* [EXERCISE INSTRUCTIONS]:
Copy the data below verbatim, starting at its first line and stopping after the line that contains "col-currency[interactable]: Currency [380, 891, 457, 913]", with that line included.

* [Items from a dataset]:

-- start --

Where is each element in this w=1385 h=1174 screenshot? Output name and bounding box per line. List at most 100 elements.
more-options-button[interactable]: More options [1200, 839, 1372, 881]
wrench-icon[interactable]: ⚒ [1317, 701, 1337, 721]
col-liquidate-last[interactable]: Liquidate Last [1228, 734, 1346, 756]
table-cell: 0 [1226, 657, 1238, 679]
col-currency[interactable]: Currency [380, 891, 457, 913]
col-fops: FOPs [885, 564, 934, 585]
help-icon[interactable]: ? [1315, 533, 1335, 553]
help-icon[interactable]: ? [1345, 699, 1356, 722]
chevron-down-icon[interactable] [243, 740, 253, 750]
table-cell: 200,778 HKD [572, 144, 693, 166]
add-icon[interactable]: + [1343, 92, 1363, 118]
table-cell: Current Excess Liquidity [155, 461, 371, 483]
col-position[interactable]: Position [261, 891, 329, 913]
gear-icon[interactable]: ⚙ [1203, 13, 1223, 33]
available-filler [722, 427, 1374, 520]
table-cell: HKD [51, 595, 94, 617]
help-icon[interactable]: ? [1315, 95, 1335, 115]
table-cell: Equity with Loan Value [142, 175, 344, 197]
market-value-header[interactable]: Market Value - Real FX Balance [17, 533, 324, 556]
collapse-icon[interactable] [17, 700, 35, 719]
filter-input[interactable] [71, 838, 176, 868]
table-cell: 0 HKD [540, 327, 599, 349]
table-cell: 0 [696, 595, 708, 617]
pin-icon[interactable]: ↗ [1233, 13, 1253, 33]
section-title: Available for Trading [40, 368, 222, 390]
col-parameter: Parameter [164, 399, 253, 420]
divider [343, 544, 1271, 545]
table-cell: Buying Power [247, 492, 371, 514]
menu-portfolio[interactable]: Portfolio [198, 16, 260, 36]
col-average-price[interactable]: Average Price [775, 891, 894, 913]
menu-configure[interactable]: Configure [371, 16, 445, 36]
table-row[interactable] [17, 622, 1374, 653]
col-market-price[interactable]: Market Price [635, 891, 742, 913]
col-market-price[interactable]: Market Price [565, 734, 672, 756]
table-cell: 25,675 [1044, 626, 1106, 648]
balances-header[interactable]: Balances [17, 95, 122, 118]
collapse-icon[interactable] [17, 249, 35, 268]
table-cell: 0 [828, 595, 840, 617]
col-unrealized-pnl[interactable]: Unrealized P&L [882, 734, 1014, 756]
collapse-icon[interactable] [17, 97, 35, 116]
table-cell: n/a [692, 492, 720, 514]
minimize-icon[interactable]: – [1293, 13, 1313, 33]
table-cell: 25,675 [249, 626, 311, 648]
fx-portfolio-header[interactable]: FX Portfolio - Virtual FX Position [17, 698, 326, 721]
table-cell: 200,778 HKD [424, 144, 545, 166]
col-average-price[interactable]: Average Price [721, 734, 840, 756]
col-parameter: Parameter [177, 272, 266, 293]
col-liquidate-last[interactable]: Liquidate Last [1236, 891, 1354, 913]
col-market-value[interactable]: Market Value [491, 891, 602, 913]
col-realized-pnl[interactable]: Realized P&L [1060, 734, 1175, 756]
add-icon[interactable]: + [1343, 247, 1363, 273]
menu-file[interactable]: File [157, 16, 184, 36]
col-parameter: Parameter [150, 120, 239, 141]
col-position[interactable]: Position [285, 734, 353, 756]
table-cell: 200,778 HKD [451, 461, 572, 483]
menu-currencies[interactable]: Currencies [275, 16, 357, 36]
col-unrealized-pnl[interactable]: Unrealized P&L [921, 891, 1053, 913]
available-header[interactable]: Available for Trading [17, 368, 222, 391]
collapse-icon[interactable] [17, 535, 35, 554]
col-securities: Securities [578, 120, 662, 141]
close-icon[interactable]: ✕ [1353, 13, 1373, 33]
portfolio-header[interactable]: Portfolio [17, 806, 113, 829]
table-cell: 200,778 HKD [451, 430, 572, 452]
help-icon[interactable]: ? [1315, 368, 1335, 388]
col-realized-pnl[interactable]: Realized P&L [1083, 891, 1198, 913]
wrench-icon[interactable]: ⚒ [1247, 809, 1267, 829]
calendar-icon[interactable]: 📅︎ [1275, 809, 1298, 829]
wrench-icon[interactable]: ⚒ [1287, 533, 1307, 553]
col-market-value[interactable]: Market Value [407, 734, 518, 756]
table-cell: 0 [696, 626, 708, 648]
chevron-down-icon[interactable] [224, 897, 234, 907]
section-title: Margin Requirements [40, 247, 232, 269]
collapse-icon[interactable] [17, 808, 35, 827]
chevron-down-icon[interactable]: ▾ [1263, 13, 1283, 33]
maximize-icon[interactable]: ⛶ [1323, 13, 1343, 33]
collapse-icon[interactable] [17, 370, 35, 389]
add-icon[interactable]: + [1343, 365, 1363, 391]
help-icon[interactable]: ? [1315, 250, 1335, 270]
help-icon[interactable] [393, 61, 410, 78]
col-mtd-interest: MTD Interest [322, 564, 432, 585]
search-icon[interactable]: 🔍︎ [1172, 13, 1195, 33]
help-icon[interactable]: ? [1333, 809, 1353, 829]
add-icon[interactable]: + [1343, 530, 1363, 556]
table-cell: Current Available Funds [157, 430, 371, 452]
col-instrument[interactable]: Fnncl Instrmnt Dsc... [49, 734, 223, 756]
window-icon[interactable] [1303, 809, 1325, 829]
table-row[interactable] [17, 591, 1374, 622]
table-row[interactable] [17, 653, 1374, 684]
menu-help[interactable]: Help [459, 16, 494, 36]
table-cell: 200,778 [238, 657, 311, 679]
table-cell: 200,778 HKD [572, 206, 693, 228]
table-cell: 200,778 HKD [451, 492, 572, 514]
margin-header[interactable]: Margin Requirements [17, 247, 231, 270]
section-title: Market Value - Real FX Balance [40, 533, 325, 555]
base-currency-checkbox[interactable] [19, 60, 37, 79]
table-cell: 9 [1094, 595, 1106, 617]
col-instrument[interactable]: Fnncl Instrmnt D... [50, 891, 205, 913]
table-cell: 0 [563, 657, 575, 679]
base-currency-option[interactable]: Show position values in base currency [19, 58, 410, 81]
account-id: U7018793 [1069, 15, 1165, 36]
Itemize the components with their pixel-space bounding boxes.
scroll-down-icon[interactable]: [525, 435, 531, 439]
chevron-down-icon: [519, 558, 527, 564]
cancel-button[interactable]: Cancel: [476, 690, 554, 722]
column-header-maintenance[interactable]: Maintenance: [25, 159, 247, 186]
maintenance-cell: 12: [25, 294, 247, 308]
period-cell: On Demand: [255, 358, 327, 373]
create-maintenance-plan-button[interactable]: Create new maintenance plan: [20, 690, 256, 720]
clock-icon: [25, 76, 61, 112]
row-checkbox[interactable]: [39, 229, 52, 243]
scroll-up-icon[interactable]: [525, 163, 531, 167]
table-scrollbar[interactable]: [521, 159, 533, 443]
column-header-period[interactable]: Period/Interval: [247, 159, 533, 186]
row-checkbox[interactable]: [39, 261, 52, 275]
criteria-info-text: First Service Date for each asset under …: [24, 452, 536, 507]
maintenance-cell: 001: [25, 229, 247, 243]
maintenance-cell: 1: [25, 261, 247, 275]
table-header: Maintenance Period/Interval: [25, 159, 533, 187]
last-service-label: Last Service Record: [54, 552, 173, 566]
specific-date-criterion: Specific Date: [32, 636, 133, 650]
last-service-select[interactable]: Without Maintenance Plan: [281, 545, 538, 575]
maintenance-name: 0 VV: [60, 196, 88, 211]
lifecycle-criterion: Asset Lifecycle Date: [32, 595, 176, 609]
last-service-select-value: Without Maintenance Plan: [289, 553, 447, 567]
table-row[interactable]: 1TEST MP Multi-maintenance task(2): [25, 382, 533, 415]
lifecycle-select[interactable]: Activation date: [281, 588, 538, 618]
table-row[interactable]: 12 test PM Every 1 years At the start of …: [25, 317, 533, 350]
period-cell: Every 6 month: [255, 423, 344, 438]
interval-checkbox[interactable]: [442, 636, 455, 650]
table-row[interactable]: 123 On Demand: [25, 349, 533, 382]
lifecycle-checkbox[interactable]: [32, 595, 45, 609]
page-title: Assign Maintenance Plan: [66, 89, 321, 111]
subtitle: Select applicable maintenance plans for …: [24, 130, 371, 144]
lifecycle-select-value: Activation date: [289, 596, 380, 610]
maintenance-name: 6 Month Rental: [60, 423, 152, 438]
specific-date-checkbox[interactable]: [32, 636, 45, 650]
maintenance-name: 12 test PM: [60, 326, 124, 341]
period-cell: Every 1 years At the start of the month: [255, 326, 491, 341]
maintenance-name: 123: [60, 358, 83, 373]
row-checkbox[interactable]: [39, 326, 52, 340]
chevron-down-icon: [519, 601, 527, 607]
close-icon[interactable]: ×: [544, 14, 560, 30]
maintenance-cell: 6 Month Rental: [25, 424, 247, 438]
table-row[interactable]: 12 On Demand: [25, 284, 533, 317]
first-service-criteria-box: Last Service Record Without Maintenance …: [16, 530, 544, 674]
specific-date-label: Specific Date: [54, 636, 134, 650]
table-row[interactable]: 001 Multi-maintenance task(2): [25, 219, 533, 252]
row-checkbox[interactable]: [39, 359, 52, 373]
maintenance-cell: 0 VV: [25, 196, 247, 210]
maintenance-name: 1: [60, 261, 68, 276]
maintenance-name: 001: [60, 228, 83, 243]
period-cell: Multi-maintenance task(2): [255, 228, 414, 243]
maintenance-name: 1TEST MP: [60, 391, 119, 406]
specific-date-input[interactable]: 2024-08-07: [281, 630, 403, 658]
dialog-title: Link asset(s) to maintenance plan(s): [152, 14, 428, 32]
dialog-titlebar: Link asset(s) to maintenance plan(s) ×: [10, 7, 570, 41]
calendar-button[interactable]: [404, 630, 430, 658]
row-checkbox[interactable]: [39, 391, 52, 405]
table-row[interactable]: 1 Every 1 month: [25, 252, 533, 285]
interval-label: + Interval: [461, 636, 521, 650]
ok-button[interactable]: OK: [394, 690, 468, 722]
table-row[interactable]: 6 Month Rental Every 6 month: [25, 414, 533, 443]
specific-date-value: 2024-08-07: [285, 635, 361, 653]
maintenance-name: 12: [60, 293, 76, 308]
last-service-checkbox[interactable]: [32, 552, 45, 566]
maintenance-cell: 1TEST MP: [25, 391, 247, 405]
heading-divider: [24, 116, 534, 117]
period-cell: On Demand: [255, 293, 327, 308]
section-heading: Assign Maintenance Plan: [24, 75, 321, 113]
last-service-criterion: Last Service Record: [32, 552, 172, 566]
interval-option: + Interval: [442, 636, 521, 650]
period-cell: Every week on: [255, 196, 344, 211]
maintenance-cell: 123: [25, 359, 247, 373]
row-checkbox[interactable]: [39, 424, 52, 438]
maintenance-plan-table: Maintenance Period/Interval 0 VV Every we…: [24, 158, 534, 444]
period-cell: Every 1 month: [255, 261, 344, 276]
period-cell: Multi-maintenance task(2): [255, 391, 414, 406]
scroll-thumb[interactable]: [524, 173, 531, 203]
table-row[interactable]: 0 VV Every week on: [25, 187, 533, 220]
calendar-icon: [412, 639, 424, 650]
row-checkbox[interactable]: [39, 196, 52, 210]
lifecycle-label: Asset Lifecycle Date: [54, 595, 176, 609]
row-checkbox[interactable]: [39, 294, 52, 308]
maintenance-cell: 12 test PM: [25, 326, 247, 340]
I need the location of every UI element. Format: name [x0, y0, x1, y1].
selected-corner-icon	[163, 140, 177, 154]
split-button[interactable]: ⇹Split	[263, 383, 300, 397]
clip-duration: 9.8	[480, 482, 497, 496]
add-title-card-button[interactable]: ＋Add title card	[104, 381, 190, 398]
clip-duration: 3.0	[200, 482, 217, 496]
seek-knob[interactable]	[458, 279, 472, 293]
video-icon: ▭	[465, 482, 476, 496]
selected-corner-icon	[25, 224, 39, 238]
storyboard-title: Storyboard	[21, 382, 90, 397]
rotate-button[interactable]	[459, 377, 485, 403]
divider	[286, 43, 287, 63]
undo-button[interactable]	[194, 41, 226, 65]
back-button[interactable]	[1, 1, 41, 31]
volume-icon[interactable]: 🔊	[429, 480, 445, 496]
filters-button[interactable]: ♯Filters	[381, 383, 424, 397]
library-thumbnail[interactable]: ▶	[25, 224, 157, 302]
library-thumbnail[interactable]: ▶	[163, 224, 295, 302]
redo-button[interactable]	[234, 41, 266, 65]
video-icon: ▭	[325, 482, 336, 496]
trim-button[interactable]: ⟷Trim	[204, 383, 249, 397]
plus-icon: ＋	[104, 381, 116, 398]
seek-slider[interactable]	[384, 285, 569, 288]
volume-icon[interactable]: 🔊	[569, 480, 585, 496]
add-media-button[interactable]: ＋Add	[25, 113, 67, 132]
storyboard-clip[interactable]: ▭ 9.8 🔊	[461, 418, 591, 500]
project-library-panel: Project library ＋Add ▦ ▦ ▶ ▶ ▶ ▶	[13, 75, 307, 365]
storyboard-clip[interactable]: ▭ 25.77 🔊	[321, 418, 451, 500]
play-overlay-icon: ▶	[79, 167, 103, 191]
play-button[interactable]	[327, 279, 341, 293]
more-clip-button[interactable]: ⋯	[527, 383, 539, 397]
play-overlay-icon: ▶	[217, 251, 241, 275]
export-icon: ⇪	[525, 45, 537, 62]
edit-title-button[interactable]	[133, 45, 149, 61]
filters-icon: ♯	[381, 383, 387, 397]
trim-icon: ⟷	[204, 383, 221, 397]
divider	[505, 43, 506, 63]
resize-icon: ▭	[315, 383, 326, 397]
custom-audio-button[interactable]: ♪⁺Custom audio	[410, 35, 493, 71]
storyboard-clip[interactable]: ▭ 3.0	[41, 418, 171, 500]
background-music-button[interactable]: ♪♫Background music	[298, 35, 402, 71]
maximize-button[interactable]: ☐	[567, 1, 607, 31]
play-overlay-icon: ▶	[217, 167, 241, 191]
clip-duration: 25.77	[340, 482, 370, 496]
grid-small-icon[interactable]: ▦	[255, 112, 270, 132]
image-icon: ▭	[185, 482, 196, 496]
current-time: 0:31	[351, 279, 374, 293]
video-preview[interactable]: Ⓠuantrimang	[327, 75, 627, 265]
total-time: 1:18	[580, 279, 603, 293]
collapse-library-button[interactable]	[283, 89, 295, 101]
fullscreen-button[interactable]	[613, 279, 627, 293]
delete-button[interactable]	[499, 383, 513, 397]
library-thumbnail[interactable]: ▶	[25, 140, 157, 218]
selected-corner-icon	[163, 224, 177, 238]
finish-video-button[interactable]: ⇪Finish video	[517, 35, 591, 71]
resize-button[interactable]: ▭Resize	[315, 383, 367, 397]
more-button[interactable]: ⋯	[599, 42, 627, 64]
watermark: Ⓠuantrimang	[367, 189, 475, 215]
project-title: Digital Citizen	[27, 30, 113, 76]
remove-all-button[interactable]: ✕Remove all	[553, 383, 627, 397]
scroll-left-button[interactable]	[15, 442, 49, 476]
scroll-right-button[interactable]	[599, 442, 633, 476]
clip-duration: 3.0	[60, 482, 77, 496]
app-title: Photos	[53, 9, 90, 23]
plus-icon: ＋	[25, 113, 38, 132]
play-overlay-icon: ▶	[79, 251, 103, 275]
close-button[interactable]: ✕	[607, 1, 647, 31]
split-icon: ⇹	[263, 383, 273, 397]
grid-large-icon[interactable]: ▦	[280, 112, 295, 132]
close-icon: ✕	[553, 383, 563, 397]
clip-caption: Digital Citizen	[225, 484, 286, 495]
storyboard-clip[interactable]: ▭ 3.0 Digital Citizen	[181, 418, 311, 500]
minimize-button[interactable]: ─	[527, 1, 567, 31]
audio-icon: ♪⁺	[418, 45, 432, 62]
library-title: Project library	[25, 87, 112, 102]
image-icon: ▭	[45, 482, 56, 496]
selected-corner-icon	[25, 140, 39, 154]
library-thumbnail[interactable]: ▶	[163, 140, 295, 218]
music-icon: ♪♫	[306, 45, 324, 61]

-- end --

* [PROBLEM SOLUTION]:
Where is each element in this w=1385 h=1174 screenshot? Output name and bounding box per line. List at most 100 elements.
more-options-button[interactable]: More options [1200, 839, 1372, 881]
wrench-icon[interactable]: ⚒ [1317, 701, 1337, 721]
col-liquidate-last[interactable]: Liquidate Last [1228, 734, 1346, 756]
table-cell: 0 [1226, 657, 1238, 679]
col-currency[interactable]: Currency [380, 891, 457, 913]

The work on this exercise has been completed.